BEGIN Working data
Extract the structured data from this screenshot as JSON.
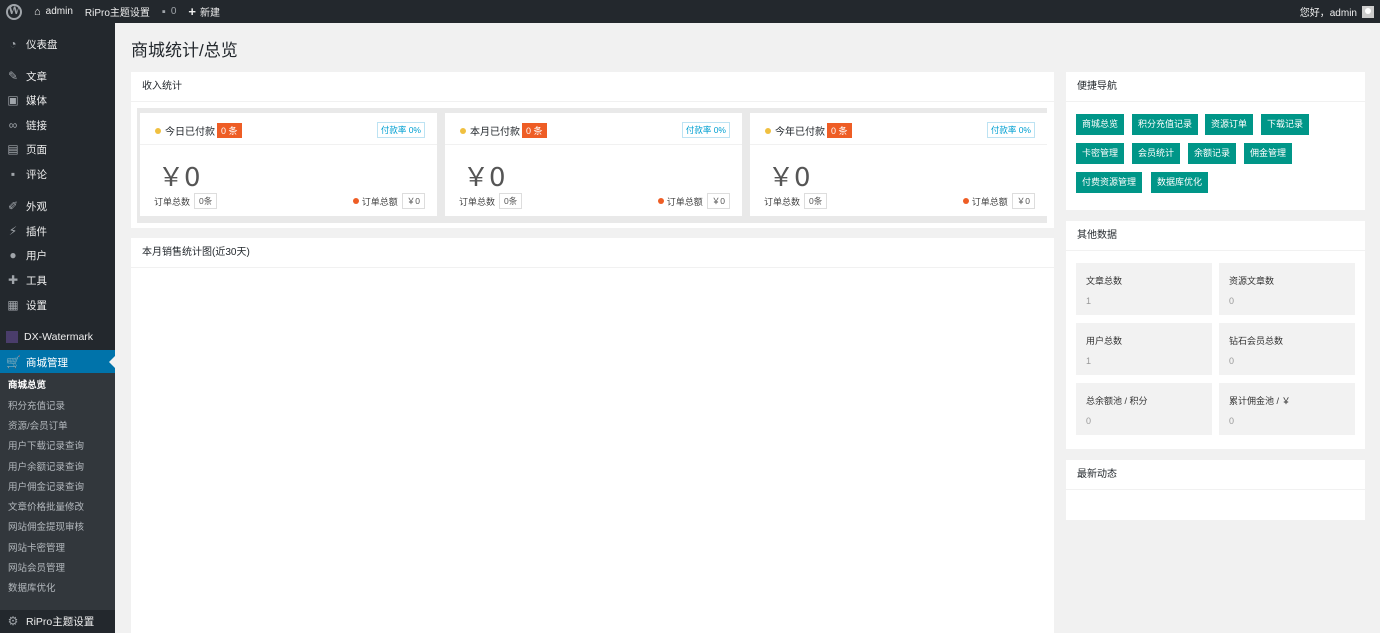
{
  "adminbar": {
    "site_name": "admin",
    "theme_settings": "RiPro主题设置",
    "comments_count": "0",
    "new_label": "新建",
    "greeting": "您好，admin"
  },
  "sidebar": {
    "items": [
      {
        "label": "仪表盘",
        "icon": "dashboard-icon"
      },
      {
        "label": "文章",
        "icon": "pin-icon"
      },
      {
        "label": "媒体",
        "icon": "media-icon"
      },
      {
        "label": "链接",
        "icon": "link-icon"
      },
      {
        "label": "页面",
        "icon": "page-icon"
      },
      {
        "label": "评论",
        "icon": "comment-icon"
      },
      {
        "label": "外观",
        "icon": "brush-icon"
      },
      {
        "label": "插件",
        "icon": "plugin-icon"
      },
      {
        "label": "用户",
        "icon": "user-icon"
      },
      {
        "label": "工具",
        "icon": "wrench-icon"
      },
      {
        "label": "设置",
        "icon": "settings-icon"
      },
      {
        "label": "DX-Watermark",
        "icon": "watermark-icon"
      },
      {
        "label": "商城管理",
        "icon": "cart-icon"
      },
      {
        "label": "RiPro主题设置",
        "icon": "gear-icon"
      }
    ],
    "submenu": [
      "商城总览",
      "积分充值记录",
      "资源/会员订单",
      "用户下载记录查询",
      "用户余额记录查询",
      "用户佣金记录查询",
      "文章价格批量修改",
      "网站佣金提现审核",
      "网站卡密管理",
      "网站会员管理",
      "数据库优化"
    ]
  },
  "page_title": "商城统计/总览",
  "income": {
    "header": "收入统计",
    "boxes": [
      {
        "title": "今日已付款",
        "count": "0 条",
        "rate": "付款率 0%",
        "amount": "￥0",
        "orders_label": "订单总数",
        "orders_value": "0条",
        "total_label": "订单总额",
        "total_value": "￥0"
      },
      {
        "title": "本月已付款",
        "count": "0 条",
        "rate": "付款率 0%",
        "amount": "￥0",
        "orders_label": "订单总数",
        "orders_value": "0条",
        "total_label": "订单总额",
        "total_value": "￥0"
      },
      {
        "title": "今年已付款",
        "count": "0 条",
        "rate": "付款率 0%",
        "amount": "￥0",
        "orders_label": "订单总数",
        "orders_value": "0条",
        "total_label": "订单总额",
        "total_value": "￥0"
      }
    ]
  },
  "sales_chart": {
    "header": "本月销售统计图(近30天)"
  },
  "quick_nav": {
    "header": "便捷导航",
    "buttons": [
      "商城总览",
      "积分充值记录",
      "资源订单",
      "下载记录",
      "卡密管理",
      "会员统计",
      "余额记录",
      "佣金管理",
      "付费资源管理",
      "数据库优化"
    ]
  },
  "other_data": {
    "header": "其他数据",
    "cells": [
      {
        "label": "文章总数",
        "value": "1"
      },
      {
        "label": "资源文章数",
        "value": "0"
      },
      {
        "label": "用户总数",
        "value": "1"
      },
      {
        "label": "钻石会员总数",
        "value": "0"
      },
      {
        "label": "总余额池 / 积分",
        "value": "0"
      },
      {
        "label": "累计佣金池 / ￥",
        "value": "0"
      }
    ]
  },
  "latest": {
    "header": "最新动态"
  },
  "colors": {
    "adminbar": "#23282d",
    "sidebar": "#23282d",
    "submenu": "#32373c",
    "current": "#0073aa",
    "nav_button": "#009688",
    "badge": "#ee5d25",
    "rate": "#00a0d2"
  }
}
END Working data
Stated task
Make an exact copy of all the material, but keep the pictures out of it.

Result
Extract the structured data from this screenshot as JSON.
{
  "adminbar": {
    "site_name": "admin",
    "theme_settings": "RiPro主题设置",
    "comments_count": "0",
    "new_label": "新建",
    "greeting": "您好，admin"
  },
  "sidebar": {
    "items": [
      {
        "label": "仪表盘",
        "icon": "dashboard-icon"
      },
      {
        "label": "文章",
        "icon": "pin-icon"
      },
      {
        "label": "媒体",
        "icon": "media-icon"
      },
      {
        "label": "链接",
        "icon": "link-icon"
      },
      {
        "label": "页面",
        "icon": "page-icon"
      },
      {
        "label": "评论",
        "icon": "comment-icon"
      },
      {
        "label": "外观",
        "icon": "brush-icon"
      },
      {
        "label": "插件",
        "icon": "plugin-icon"
      },
      {
        "label": "用户",
        "icon": "user-icon"
      },
      {
        "label": "工具",
        "icon": "wrench-icon"
      },
      {
        "label": "设置",
        "icon": "settings-icon"
      },
      {
        "label": "DX-Watermark",
        "icon": "watermark-icon"
      },
      {
        "label": "商城管理",
        "icon": "cart-icon"
      },
      {
        "label": "RiPro主题设置",
        "icon": "gear-icon"
      }
    ],
    "submenu": [
      "商城总览",
      "积分充值记录",
      "资源/会员订单",
      "用户下载记录查询",
      "用户余额记录查询",
      "用户佣金记录查询",
      "文章价格批量修改",
      "网站佣金提现审核",
      "网站卡密管理",
      "网站会员管理",
      "数据库优化"
    ]
  },
  "page_title": "商城统计/总览",
  "income": {
    "header": "收入统计",
    "boxes": [
      {
        "title": "今日已付款",
        "count": "0 条",
        "rate": "付款率 0%",
        "amount": "￥0",
        "orders_label": "订单总数",
        "orders_value": "0条",
        "total_label": "订单总额",
        "total_value": "￥0"
      },
      {
        "title": "本月已付款",
        "count": "0 条",
        "rate": "付款率 0%",
        "amount": "￥0",
        "orders_label": "订单总数",
        "orders_value": "0条",
        "total_label": "订单总额",
        "total_value": "￥0"
      },
      {
        "title": "今年已付款",
        "count": "0 条",
        "rate": "付款率 0%",
        "amount": "￥0",
        "orders_label": "订单总数",
        "orders_value": "0条",
        "total_label": "订单总额",
        "total_value": "￥0"
      }
    ]
  },
  "sales_chart": {
    "header": "本月销售统计图(近30天)"
  },
  "quick_nav": {
    "header": "便捷导航",
    "buttons": [
      "商城总览",
      "积分充值记录",
      "资源订单",
      "下载记录",
      "卡密管理",
      "会员统计",
      "余额记录",
      "佣金管理",
      "付费资源管理",
      "数据库优化"
    ]
  },
  "other_data": {
    "header": "其他数据",
    "cells": [
      {
        "label": "文章总数",
        "value": "1"
      },
      {
        "label": "资源文章数",
        "value": "0"
      },
      {
        "label": "用户总数",
        "value": "1"
      },
      {
        "label": "钻石会员总数",
        "value": "0"
      },
      {
        "label": "总余额池 / 积分",
        "value": "0"
      },
      {
        "label": "累计佣金池 / ￥",
        "value": "0"
      }
    ]
  },
  "latest": {
    "header": "最新动态"
  },
  "colors": {
    "adminbar": "#23282d",
    "sidebar": "#23282d",
    "submenu": "#32373c",
    "current": "#0073aa",
    "nav_button": "#009688",
    "badge": "#ee5d25",
    "rate": "#00a0d2"
  }
}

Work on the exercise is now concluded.